**TRECHO**
^^^^^^^^

Nas últimas semanas, circulam nas redes sociais vídeos com filas quilométricas de caminhões aguardando para descarregar sua carga de soja no porto de Miritituba. Localizado às margens do Rio Tapajós, no município de Itaituba (PA), o porto é estratégico para as exportações de grãos de Mato Grosso. O que os vídeos ilustram é o paradoxo que aflige o Brasil há anos: parte dos ganhos de produtividade que transformaram o país em uma potência agrícola global é desperdiçada por uma precária infraestrutura logística, que corrói a riqueza gerada pelo agronegócio. A situação se agrava em anos de safra recorde, como a que está sendo colhida desde janeiro. A previsão é que o país produza 328 milhões de toneladas de grãos. A soja, principal item cultivado aqui, contribuirá com um volume também recorde de 167 milhões de toneladas. Mas as boas notícias param aí. “Sempre que há uma safra como essa, os custos sobem de 10% a 15%”, afirma Maurício Buffon, presidente da Aprosoja, uma associação dos produtores de soja. “Tudo isso chega aos preços nos supermercados.”

^^^^^^^^

**LINHAS**
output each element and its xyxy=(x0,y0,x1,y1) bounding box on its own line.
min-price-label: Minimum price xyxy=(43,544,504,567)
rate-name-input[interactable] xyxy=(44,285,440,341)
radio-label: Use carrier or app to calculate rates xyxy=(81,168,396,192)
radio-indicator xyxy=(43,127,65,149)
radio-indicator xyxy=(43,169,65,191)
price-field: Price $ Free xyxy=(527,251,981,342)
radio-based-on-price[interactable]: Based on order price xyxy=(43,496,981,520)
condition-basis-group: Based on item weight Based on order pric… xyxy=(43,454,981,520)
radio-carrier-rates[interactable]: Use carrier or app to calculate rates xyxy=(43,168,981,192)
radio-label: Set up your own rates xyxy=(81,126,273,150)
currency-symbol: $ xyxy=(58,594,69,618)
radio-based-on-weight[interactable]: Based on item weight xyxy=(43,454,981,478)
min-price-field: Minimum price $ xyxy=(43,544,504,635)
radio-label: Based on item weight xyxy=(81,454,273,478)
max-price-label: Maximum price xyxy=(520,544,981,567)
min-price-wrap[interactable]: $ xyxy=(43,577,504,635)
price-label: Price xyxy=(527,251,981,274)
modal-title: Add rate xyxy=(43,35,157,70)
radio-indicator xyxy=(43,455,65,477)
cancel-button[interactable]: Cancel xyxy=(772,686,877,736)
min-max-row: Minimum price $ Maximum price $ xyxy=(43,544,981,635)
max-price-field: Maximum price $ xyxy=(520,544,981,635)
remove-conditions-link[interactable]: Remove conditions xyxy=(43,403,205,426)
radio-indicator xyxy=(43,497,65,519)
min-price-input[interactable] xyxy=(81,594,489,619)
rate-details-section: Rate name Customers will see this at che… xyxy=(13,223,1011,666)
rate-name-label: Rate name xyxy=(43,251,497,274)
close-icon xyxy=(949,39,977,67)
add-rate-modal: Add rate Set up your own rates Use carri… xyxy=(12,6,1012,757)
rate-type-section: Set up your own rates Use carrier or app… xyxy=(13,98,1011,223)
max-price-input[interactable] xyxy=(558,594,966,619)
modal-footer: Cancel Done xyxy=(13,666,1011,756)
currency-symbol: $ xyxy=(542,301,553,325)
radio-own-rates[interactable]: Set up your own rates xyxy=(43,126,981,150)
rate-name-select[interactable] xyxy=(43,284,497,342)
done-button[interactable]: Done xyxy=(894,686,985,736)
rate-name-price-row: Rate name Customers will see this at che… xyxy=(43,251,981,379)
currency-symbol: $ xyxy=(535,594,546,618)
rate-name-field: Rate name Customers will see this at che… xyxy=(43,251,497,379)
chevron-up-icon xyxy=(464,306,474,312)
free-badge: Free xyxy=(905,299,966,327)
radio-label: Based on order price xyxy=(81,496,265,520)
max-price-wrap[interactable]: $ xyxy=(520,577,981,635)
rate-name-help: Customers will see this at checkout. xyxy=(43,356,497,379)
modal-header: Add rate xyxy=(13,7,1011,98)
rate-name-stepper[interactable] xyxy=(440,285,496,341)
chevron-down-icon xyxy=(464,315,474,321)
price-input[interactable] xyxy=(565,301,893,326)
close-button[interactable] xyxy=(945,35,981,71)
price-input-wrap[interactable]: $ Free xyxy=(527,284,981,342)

^^^^^^^^

**TAREFA SOLICITADA A**
Segundo o trecho sobre a safra de grãos, em que município fica o porto de Miritituba?
**TAREFA SOLICITADA B**
Escreva a continuação do trecho sobre a safra recorde e os gargalos logísticos, começando logo após a última frase.

**RESULTADO DA TAREFA A**
Em Itaituba (PA).

**RESULTADO DA TAREFA B**
A raiz do problema é a falta de armazéns para estocar a colheita. Enquanto a produção de grãos cresce 10 milhões de toneladas por ano, a capacidade de armazenamento avança 5 milhões de toneladas. Com isso, o Brasil conta hoje com espaço para guardar apenas 211 milhões de toneladas, o equivalente a 64% da colheita de 2025. Diversos fatores alimentaram essa defasagem. Até poucos anos atrás, o foco dos agricultores era ampliar a produção, fosse comprando terras ou melhorando as técnicas de trabalho. A estocagem ficava a cargo sobretudo das grandes empresas que comercializam commodities agrícolas no mercado internacional, das cooperativas e da indústria de alimentos. Com atraso, o setor finalmente começa a se mexer. “A tendência é privilegiar os investimentos em armazenagem”, diz Paulo Bertolini, que produz soja, milho, feijão e trigo no município de Castro (PR) e preside a câmara setorial de armazenagem de grãos da Abimaq, a entidade que reúne os fabricantes de máquinas.
O atraso não é culpa apenas do desinteresse do setor privado em priorizar esse tipo de investimento. Construir um armazém no Brasil é um calvário. A falta de boas condições de financiamento e a burocracia com o licenciamento são apenas o começo. Somem-se a isso o entendimento de alguns estados de que a armazenagem é um negócio próprio, passível de tributação específica, e os custos envolvidos na manutenção das instalações, e muitos produtores optam por deixar os projetos no papel.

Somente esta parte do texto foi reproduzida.